** begin THE RECORDS **
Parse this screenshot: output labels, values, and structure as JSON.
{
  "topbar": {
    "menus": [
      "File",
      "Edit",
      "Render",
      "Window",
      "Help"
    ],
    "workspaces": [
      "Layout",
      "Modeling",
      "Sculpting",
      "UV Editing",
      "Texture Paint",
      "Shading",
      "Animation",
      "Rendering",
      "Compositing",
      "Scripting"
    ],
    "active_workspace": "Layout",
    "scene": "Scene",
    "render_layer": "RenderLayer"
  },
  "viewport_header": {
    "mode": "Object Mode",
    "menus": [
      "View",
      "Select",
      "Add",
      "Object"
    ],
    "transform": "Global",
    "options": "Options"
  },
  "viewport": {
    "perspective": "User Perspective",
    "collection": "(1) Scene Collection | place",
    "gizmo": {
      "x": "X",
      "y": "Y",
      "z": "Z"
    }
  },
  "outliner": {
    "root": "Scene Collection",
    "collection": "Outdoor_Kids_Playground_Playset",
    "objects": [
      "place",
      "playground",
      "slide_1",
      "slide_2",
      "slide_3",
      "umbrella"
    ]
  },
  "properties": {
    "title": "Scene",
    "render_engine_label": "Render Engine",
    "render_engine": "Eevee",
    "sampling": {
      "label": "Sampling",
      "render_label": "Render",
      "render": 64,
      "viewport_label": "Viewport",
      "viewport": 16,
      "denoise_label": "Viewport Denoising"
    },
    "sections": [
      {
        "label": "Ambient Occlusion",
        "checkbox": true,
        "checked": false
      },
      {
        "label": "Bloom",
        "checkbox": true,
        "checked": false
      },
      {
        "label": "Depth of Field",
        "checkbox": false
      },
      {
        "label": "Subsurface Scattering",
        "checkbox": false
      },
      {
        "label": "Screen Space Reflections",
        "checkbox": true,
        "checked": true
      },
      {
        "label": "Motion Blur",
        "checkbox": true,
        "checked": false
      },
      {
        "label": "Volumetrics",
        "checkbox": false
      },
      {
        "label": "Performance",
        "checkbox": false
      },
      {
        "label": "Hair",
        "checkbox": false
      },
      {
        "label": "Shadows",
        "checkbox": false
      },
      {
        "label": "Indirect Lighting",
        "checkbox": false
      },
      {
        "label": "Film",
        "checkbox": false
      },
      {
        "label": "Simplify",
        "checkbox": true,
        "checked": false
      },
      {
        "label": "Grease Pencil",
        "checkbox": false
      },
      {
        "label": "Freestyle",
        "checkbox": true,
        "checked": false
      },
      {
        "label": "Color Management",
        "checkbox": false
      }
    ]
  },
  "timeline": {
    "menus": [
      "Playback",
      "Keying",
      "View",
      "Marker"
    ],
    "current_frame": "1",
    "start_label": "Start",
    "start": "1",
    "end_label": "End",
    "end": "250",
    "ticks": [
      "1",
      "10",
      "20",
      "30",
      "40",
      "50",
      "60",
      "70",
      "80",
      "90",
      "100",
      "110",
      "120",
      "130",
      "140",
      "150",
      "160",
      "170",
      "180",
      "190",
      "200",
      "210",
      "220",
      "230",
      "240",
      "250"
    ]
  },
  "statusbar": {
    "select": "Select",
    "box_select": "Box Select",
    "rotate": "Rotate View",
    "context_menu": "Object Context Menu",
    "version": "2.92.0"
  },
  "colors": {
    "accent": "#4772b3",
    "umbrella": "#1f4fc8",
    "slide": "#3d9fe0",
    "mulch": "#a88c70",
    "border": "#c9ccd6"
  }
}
** end THE RECORDS **
PROBLEM STATEMENT:
Look through the entries and find each line that has the string "place". Copy those lines.

RIGHT ANSWER:
    "collection": "(1) Scene Collection | place",
      "place",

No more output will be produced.